● Instruction:
Transcribe all of the material exactly.

● Data excerpts:
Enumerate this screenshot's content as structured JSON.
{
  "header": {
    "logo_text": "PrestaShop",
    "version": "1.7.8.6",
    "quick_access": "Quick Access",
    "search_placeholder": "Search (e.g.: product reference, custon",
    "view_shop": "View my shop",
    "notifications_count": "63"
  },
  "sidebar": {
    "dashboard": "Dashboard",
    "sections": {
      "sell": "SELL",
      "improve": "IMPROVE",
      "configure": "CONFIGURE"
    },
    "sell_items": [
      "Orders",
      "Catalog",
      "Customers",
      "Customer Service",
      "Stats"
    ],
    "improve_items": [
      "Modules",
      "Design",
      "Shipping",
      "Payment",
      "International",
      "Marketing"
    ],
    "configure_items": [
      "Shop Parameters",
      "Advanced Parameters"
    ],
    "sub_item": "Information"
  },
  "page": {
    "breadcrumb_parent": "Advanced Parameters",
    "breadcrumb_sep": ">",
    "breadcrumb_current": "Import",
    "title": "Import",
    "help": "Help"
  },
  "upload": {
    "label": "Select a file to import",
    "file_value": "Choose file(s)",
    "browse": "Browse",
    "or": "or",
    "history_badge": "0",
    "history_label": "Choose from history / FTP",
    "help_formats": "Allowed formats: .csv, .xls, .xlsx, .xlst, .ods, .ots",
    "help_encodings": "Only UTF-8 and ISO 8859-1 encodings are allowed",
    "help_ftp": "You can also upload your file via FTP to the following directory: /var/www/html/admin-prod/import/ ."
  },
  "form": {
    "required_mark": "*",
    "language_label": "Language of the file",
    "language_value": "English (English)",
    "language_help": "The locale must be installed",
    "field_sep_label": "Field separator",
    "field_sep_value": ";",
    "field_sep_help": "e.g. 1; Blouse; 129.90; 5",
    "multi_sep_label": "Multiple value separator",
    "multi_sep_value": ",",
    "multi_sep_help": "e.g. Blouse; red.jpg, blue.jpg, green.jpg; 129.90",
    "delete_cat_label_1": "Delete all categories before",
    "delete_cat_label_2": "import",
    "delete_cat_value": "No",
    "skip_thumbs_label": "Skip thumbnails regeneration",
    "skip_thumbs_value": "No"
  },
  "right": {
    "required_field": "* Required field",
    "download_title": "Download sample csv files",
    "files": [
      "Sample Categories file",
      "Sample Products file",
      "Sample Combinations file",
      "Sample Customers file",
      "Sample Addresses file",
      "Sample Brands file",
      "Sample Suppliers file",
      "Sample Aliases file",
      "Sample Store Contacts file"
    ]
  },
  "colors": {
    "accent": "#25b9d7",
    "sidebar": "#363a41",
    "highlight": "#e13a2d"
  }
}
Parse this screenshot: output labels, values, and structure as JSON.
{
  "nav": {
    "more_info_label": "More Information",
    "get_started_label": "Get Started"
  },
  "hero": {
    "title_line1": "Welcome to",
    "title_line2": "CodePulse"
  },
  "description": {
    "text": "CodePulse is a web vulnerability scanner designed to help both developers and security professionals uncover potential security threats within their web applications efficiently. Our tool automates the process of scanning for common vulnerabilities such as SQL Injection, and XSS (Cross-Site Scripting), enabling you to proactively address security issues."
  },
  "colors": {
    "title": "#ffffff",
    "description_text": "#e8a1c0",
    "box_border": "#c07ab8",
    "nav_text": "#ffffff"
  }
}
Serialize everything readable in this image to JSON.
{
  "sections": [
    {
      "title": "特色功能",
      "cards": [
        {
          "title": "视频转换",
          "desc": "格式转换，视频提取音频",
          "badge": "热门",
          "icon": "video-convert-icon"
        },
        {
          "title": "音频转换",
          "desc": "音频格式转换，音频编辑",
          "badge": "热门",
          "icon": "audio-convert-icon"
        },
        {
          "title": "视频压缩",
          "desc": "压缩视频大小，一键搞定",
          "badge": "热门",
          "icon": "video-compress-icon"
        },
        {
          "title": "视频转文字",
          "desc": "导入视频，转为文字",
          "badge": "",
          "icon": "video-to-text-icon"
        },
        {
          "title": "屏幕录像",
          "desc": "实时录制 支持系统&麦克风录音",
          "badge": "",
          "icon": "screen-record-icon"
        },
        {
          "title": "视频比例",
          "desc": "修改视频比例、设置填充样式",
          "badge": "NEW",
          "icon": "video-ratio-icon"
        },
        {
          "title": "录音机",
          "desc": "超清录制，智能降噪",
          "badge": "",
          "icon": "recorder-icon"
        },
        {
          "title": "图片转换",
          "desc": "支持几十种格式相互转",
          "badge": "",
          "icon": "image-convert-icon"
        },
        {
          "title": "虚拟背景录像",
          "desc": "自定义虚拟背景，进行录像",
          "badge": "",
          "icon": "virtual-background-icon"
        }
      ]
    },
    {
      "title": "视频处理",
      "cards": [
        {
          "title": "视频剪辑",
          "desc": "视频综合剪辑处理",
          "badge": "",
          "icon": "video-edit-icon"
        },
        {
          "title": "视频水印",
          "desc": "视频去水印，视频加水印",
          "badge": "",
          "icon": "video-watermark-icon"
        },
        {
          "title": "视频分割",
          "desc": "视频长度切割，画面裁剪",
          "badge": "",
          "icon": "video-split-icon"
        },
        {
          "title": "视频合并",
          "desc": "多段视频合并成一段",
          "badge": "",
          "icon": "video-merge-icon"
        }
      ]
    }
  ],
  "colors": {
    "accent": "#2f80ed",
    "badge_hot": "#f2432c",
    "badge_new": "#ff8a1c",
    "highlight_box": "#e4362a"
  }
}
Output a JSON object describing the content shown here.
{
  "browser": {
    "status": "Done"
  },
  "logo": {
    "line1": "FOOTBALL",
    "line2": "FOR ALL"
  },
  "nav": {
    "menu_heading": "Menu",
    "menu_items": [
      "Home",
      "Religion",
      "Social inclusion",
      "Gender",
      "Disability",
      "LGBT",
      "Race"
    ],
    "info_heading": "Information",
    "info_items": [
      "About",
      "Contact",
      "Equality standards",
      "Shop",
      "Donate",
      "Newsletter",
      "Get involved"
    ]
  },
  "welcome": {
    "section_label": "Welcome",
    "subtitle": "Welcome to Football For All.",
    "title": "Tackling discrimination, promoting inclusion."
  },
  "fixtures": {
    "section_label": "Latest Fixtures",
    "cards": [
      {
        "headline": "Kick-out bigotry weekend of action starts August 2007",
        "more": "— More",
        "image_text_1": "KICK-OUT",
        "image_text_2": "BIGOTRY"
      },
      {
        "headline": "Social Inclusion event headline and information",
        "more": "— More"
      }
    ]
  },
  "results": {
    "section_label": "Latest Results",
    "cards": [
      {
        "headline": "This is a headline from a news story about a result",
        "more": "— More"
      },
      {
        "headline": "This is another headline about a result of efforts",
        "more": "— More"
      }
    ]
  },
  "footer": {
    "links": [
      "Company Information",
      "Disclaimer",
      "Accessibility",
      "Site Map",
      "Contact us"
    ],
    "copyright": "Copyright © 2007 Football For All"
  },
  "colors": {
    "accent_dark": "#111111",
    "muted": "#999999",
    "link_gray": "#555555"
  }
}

● Solution to this problem:
Enumerate this screenshot's content as structured JSON.
{
  "header": {
    "logo_text": "PrestaShop",
    "version": "1.7.8.6",
    "quick_access": "Quick Access",
    "search_placeholder": "Search (e.g.: product reference, custon",
    "view_shop": "View my shop",
    "notifications_count": "63"
  },
  "sidebar": {
    "dashboard": "Dashboard",
    "sections": {
      "sell": "SELL",
      "improve": "IMPROVE",
      "configure": "CONFIGURE"
    },
    "sell_items": [
      "Orders",
      "Catalog",
      "Customers",
      "Customer Service",
      "Stats"
    ],
    "improve_items": [
      "Modules",
      "Design",
      "Shipping",
      "Payment",
      "International",
      "Marketing"
    ],
    "configure_items": [
      "Shop Parameters",
      "Advanced Parameters"
    ],
    "sub_item": "Information"
  },
  "page": {
    "breadcrumb_parent": "Advanced Parameters",
    "breadcrumb_sep": ">",
    "breadcrumb_current": "Import",
    "title": "Import",
    "help": "Help"
  },
  "upload": {
    "label": "Select a file to import",
    "file_value": "Choose file(s)",
    "browse": "Browse",
    "or": "or",
    "history_badge": "0",
    "history_label": "Choose from history / FTP",
    "help_formats": "Allowed formats: .csv, .xls, .xlsx, .xlst, .ods, .ots",
    "help_encodings": "Only UTF-8 and ISO 8859-1 encodings are allowed",
    "help_ftp": "You can also upload your file via FTP to the following directory: /var/www/html/admin-prod/import/ ."
  },
  "form": {
    "required_mark": "*",
    "language_label": "Language of the file",
    "language_value": "English (English)",
    "language_help": "The locale must be installed",
    "field_sep_label": "Field separator",
    "field_sep_value": ";",
    "field_sep_help": "e.g. 1; Blouse; 129.90; 5",
    "multi_sep_label": "Multiple value separator",
    "multi_sep_value": ",",
    "multi_sep_help": "e.g. Blouse; red.jpg, blue.jpg, green.jpg; 129.90",
    "delete_cat_label_1": "Delete all categories before",
    "delete_cat_label_2": "import",
    "delete_cat_value": "No",
    "skip_thumbs_label": "Skip thumbnails regeneration",
    "skip_thumbs_value": "No"
  },
  "right": {
    "required_field": "* Required field",
    "download_title": "Download sample csv files",
    "files": [
      "Sample Categories file",
      "Sample Products file",
      "Sample Combinations file",
      "Sample Customers file",
      "Sample Addresses file",
      "Sample Brands file",
      "Sample Suppliers file",
      "Sample Aliases file",
      "Sample Store Contacts file"
    ]
  },
  "colors": {
    "accent": "#25b9d7",
    "sidebar": "#363a41",
    "highlight": "#e13a2d"
  }
}
Parse this screenshot: output labels, values, and structure as JSON.
{
  "nav": {
    "more_info_label": "More Information",
    "get_started_label": "Get Started"
  },
  "hero": {
    "title_line1": "Welcome to",
    "title_line2": "CodePulse"
  },
  "description": {
    "text": "CodePulse is a web vulnerability scanner designed to help both developers and security professionals uncover potential security threats within their web applications efficiently. Our tool automates the process of scanning for common vulnerabilities such as SQL Injection, and XSS (Cross-Site Scripting), enabling you to proactively address security issues."
  },
  "colors": {
    "title": "#ffffff",
    "description_text": "#e8a1c0",
    "box_border": "#c07ab8",
    "nav_text": "#ffffff"
  }
}
Serialize everything readable in this image to JSON.
{
  "sections": [
    {
      "title": "特色功能",
      "cards": [
        {
          "title": "视频转换",
          "desc": "格式转换，视频提取音频",
          "badge": "热门",
          "icon": "video-convert-icon"
        },
        {
          "title": "音频转换",
          "desc": "音频格式转换，音频编辑",
          "badge": "热门",
          "icon": "audio-convert-icon"
        },
        {
          "title": "视频压缩",
          "desc": "压缩视频大小，一键搞定",
          "badge": "热门",
          "icon": "video-compress-icon"
        },
        {
          "title": "视频转文字",
          "desc": "导入视频，转为文字",
          "badge": "",
          "icon": "video-to-text-icon"
        },
        {
          "title": "屏幕录像",
          "desc": "实时录制 支持系统&麦克风录音",
          "badge": "",
          "icon": "screen-record-icon"
        },
        {
          "title": "视频比例",
          "desc": "修改视频比例、设置填充样式",
          "badge": "NEW",
          "icon": "video-ratio-icon"
        },
        {
          "title": "录音机",
          "desc": "超清录制，智能降噪",
          "badge": "",
          "icon": "recorder-icon"
        },
        {
          "title": "图片转换",
          "desc": "支持几十种格式相互转",
          "badge": "",
          "icon": "image-convert-icon"
        },
        {
          "title": "虚拟背景录像",
          "desc": "自定义虚拟背景，进行录像",
          "badge": "",
          "icon": "virtual-background-icon"
        }
      ]
    },
    {
      "title": "视频处理",
      "cards": [
        {
          "title": "视频剪辑",
          "desc": "视频综合剪辑处理",
          "badge": "",
          "icon": "video-edit-icon"
        },
        {
          "title": "视频水印",
          "desc": "视频去水印，视频加水印",
          "badge": "",
          "icon": "video-watermark-icon"
        },
        {
          "title": "视频分割",
          "desc": "视频长度切割，画面裁剪",
          "badge": "",
          "icon": "video-split-icon"
        },
        {
          "title": "视频合并",
          "desc": "多段视频合并成一段",
          "badge": "",
          "icon": "video-merge-icon"
        }
      ]
    }
  ],
  "colors": {
    "accent": "#2f80ed",
    "badge_hot": "#f2432c",
    "badge_new": "#ff8a1c",
    "highlight_box": "#e4362a"
  }
}
Output a JSON object describing the content shown here.
{
  "browser": {
    "status": "Done"
  },
  "logo": {
    "line1": "FOOTBALL",
    "line2": "FOR ALL"
  },
  "nav": {
    "menu_heading": "Menu",
    "menu_items": [
      "Home",
      "Religion",
      "Social inclusion",
      "Gender",
      "Disability",
      "LGBT",
      "Race"
    ],
    "info_heading": "Information",
    "info_items": [
      "About",
      "Contact",
      "Equality standards",
      "Shop",
      "Donate",
      "Newsletter",
      "Get involved"
    ]
  },
  "welcome": {
    "section_label": "Welcome",
    "subtitle": "Welcome to Football For All.",
    "title": "Tackling discrimination, promoting inclusion."
  },
  "fixtures": {
    "section_label": "Latest Fixtures",
    "cards": [
      {
        "headline": "Kick-out bigotry weekend of action starts August 2007",
        "more": "— More",
        "image_text_1": "KICK-OUT",
        "image_text_2": "BIGOTRY"
      },
      {
        "headline": "Social Inclusion event headline and information",
        "more": "— More"
      }
    ]
  },
  "results": {
    "section_label": "Latest Results",
    "cards": [
      {
        "headline": "This is a headline from a news story about a result",
        "more": "— More"
      },
      {
        "headline": "This is another headline about a result of efforts",
        "more": "— More"
      }
    ]
  },
  "footer": {
    "links": [
      "Company Information",
      "Disclaimer",
      "Accessibility",
      "Site Map",
      "Contact us"
    ],
    "copyright": "Copyright © 2007 Football For All"
  },
  "colors": {
    "accent_dark": "#111111",
    "muted": "#999999",
    "link_gray": "#555555"
  }
}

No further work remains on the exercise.